## What needs to be done
Tally the lines containing the word "values" and give the total alone.

## Data shown
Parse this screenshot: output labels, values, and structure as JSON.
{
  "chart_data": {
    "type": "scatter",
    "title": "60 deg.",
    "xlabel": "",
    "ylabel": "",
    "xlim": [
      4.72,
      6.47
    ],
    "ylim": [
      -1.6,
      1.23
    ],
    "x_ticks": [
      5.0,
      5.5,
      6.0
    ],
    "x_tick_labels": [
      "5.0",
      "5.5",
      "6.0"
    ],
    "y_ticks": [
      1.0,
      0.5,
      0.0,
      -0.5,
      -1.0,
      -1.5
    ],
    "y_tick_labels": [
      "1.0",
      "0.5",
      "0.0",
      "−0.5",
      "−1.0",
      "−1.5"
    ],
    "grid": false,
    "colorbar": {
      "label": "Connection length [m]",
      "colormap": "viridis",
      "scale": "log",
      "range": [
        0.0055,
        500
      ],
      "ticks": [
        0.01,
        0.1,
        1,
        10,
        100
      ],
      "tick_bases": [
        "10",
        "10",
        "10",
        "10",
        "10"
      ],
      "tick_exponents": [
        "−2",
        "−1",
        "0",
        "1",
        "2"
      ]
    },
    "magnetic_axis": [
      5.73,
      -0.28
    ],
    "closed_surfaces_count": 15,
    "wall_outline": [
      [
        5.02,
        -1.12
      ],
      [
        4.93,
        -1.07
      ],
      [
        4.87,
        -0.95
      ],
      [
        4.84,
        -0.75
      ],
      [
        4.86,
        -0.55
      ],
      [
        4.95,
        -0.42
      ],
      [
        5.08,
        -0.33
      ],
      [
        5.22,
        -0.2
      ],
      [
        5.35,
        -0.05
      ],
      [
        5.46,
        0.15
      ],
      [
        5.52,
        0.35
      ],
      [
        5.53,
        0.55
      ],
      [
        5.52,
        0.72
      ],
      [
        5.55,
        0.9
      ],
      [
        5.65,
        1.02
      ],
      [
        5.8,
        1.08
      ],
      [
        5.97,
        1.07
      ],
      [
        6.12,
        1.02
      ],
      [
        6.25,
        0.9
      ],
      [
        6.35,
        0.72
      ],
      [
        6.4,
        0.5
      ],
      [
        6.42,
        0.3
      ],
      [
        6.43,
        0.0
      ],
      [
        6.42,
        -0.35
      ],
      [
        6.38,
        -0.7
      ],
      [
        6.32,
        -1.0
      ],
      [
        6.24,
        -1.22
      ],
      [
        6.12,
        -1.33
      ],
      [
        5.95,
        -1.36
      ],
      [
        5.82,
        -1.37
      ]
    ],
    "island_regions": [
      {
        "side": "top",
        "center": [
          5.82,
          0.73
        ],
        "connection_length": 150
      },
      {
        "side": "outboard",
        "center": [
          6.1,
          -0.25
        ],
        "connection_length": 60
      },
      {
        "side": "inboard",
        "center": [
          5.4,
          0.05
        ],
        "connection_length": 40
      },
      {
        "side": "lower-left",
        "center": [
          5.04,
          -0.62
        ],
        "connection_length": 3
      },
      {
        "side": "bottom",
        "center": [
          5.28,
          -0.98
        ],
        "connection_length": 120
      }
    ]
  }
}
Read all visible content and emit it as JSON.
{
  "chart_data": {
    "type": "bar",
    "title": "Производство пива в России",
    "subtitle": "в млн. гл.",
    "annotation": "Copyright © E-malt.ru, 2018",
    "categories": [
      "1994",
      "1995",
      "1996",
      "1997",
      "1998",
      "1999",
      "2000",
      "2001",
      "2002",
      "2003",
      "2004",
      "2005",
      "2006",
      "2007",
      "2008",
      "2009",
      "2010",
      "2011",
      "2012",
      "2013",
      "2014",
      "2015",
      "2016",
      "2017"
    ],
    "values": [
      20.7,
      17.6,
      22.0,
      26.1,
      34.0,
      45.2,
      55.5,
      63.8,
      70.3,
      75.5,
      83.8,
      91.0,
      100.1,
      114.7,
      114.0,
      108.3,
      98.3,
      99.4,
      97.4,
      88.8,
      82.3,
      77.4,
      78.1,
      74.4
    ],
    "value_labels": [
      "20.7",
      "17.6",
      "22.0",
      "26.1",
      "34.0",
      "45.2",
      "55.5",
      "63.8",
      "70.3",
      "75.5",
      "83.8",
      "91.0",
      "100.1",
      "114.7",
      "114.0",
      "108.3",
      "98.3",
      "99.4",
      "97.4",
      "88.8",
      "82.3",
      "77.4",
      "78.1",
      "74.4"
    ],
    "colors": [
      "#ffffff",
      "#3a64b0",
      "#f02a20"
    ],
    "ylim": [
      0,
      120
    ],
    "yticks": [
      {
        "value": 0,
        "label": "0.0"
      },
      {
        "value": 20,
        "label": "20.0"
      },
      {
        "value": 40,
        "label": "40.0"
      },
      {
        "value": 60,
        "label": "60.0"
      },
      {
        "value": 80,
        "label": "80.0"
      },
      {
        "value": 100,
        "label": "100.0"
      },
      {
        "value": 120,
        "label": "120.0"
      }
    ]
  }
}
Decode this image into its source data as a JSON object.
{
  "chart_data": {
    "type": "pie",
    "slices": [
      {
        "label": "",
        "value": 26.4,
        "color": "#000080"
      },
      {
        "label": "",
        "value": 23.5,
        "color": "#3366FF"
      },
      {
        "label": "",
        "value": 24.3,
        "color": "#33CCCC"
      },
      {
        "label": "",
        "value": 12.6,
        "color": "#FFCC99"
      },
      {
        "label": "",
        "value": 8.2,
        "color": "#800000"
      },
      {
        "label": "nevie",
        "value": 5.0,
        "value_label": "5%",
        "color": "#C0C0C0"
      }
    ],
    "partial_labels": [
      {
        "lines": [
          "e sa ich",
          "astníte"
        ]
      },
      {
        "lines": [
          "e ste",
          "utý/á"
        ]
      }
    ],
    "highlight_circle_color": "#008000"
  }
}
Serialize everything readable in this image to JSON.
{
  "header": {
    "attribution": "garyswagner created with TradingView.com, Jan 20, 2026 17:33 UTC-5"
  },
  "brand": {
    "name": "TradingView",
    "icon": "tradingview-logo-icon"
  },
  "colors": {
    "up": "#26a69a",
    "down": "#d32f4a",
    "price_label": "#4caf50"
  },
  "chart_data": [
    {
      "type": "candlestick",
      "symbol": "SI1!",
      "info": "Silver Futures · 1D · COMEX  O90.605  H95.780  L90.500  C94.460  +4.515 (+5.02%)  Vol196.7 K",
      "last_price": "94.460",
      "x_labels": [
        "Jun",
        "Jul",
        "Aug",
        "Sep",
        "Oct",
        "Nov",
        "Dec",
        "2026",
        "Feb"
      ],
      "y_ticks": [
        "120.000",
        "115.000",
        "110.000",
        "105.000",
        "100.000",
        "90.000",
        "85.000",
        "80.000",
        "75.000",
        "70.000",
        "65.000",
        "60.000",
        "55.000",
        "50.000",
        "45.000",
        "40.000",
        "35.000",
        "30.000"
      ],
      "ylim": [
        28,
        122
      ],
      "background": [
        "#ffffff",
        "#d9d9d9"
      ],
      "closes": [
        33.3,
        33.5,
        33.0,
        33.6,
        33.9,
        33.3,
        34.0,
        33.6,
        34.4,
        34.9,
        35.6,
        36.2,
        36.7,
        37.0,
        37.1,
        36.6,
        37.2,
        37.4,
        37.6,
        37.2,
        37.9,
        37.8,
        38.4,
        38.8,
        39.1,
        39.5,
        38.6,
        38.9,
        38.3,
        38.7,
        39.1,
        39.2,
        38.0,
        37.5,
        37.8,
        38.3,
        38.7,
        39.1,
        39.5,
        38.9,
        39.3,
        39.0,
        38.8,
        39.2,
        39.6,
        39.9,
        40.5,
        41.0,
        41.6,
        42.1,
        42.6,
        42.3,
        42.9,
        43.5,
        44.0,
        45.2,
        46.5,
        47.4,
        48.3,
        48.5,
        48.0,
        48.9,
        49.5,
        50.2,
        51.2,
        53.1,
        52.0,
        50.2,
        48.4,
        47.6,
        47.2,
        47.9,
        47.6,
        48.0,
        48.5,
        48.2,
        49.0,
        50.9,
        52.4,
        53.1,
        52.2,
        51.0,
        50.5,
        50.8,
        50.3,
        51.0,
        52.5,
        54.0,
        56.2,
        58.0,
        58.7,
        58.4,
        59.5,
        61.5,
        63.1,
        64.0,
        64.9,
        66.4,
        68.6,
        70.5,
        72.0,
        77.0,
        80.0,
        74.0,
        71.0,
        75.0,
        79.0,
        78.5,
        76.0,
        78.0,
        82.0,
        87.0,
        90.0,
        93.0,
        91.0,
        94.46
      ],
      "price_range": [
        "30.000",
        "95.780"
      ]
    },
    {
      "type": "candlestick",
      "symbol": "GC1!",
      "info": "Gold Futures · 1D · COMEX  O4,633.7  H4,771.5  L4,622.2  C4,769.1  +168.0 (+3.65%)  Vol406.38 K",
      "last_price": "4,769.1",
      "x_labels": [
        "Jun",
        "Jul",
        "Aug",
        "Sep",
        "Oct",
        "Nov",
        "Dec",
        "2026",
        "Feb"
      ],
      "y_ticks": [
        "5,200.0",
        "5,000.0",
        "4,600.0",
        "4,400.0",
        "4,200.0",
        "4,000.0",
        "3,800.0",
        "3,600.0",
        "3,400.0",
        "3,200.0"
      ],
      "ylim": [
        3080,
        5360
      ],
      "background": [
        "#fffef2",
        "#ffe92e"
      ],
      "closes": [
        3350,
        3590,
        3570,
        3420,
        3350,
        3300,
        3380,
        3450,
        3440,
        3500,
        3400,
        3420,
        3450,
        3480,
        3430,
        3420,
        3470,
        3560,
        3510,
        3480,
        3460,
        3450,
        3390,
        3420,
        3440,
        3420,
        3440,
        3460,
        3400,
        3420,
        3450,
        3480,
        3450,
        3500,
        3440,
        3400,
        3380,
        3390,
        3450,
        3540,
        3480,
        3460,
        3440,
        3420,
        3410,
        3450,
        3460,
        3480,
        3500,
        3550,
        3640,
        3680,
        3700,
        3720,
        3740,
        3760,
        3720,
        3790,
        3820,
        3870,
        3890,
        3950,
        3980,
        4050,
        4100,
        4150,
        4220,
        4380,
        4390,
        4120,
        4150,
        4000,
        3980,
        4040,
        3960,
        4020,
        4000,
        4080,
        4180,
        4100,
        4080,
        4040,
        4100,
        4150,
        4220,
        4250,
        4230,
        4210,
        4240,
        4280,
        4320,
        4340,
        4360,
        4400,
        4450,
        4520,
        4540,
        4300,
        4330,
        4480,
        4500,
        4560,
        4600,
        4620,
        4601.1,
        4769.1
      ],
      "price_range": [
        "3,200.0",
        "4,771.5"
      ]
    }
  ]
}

## Response to this exercise
2